Task: Pick out all lines with the word "JSON" from the records that follow.
** start Data to use **
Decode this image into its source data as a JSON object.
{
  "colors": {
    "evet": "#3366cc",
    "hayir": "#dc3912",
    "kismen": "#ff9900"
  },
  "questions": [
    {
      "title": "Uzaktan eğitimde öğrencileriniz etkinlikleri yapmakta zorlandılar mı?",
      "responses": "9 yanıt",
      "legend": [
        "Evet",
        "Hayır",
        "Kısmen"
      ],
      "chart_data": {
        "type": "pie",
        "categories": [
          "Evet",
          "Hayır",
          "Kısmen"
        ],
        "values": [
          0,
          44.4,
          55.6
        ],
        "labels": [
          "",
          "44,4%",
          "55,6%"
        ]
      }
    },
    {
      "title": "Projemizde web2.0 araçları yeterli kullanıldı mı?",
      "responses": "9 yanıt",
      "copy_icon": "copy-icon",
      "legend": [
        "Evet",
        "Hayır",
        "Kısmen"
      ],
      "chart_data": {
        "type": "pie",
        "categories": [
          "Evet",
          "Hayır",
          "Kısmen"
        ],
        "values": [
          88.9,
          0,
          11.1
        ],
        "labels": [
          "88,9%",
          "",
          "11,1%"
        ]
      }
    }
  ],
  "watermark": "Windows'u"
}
** end Data to use **
** start Data to use **
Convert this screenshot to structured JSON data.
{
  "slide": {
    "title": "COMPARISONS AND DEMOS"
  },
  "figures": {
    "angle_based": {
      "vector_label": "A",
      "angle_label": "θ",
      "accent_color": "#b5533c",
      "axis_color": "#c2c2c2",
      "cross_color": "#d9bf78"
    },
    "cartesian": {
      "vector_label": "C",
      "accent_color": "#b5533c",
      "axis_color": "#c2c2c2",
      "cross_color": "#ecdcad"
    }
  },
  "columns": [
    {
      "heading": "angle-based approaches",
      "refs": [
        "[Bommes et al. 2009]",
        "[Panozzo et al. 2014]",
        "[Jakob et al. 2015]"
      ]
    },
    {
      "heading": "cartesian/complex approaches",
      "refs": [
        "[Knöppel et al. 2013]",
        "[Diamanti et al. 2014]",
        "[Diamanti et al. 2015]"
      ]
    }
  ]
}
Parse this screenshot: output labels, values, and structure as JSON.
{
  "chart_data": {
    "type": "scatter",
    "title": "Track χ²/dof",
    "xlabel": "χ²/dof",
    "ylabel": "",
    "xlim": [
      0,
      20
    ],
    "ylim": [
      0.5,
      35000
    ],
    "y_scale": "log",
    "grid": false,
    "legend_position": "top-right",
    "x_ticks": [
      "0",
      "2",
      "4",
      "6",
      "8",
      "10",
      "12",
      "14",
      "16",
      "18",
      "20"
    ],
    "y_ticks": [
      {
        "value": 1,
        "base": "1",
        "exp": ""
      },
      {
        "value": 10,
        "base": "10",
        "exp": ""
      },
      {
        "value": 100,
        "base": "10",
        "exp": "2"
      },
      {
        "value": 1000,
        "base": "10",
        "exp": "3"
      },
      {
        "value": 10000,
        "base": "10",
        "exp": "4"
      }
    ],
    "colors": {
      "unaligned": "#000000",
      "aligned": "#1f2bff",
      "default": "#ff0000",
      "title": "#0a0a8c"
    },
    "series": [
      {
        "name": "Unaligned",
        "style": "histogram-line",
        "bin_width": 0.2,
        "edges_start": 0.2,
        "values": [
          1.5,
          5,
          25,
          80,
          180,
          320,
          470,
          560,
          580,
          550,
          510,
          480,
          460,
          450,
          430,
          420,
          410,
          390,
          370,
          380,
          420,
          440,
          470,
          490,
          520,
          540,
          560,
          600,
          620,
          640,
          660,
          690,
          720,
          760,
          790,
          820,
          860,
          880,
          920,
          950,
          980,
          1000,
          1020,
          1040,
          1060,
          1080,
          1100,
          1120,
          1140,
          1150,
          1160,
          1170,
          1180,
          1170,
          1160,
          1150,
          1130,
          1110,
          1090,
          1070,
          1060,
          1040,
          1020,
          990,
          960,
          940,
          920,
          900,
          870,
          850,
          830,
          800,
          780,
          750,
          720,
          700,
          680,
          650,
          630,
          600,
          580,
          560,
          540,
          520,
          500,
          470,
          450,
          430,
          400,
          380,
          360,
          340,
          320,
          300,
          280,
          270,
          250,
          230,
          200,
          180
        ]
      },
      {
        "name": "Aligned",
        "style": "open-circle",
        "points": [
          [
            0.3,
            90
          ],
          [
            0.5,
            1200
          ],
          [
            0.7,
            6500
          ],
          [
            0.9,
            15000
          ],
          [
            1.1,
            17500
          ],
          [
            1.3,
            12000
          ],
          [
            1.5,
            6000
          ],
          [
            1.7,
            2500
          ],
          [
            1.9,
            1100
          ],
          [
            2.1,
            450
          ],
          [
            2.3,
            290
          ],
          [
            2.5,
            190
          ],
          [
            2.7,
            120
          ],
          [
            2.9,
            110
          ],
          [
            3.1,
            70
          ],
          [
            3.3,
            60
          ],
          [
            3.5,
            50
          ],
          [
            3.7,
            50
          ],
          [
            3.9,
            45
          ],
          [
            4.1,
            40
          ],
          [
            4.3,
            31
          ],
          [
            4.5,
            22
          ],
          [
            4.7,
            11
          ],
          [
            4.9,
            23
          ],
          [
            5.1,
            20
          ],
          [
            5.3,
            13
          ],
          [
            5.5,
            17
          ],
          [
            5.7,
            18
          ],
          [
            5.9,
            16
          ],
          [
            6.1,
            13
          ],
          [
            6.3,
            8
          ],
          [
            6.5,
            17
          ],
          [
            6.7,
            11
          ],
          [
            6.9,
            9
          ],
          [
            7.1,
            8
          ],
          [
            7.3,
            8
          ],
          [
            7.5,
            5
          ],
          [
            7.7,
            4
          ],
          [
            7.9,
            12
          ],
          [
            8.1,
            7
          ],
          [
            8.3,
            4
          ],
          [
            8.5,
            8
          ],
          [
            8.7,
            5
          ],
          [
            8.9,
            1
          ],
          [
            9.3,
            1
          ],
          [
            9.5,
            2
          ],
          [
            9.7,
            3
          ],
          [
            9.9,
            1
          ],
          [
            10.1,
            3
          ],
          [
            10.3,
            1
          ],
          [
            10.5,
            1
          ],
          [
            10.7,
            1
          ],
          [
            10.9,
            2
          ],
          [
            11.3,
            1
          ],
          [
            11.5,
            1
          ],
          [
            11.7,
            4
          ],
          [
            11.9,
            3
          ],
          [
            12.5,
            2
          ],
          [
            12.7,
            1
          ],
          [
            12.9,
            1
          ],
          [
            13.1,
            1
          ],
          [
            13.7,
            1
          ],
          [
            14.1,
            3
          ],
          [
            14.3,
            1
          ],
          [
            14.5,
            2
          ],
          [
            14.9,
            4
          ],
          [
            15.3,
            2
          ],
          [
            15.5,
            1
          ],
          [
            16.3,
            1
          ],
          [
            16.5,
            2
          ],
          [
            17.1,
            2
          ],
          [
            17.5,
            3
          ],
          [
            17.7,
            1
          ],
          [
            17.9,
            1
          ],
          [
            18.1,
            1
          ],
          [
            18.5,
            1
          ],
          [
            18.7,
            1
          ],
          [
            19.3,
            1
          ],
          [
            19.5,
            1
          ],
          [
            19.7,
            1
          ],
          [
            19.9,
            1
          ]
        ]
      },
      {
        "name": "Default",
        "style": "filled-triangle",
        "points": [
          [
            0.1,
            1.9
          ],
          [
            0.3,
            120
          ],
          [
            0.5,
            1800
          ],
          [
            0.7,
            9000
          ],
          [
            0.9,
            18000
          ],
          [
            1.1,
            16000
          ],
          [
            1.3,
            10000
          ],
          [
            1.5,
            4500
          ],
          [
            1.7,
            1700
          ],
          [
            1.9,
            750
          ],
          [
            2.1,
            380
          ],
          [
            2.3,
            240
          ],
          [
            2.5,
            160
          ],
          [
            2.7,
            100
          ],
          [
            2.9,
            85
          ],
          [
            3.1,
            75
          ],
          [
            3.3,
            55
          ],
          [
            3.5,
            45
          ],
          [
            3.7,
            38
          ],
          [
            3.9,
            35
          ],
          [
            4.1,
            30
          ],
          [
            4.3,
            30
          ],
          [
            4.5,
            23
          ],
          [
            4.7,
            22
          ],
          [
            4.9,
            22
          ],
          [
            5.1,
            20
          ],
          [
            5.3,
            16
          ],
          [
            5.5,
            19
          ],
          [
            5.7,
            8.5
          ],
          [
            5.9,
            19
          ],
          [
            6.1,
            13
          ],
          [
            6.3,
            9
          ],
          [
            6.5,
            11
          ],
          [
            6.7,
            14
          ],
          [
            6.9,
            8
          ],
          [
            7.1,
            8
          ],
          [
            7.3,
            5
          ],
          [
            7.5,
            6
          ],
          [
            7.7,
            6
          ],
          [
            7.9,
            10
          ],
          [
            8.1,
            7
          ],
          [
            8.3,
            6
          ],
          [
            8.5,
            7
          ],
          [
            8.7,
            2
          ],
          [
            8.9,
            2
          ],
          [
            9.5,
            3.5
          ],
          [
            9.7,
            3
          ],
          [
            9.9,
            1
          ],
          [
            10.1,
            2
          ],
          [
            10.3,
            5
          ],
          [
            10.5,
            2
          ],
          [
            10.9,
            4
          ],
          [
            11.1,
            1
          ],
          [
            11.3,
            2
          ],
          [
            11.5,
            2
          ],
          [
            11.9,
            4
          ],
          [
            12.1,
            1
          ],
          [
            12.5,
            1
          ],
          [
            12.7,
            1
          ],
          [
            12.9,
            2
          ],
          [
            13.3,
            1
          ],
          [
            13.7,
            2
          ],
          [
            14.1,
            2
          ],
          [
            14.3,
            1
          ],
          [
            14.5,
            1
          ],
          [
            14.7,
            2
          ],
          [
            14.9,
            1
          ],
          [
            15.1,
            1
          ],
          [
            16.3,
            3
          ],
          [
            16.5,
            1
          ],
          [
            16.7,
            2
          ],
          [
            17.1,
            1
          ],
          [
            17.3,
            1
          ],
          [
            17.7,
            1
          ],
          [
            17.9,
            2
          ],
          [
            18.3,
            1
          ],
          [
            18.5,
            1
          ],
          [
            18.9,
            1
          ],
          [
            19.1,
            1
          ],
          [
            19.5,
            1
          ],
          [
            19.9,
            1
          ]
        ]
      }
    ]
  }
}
** end Data to use **
The output:
Decode this image into its source data as a JSON object.
Convert this screenshot to structured JSON data.
Parse this screenshot: output labels, values, and structure as JSON.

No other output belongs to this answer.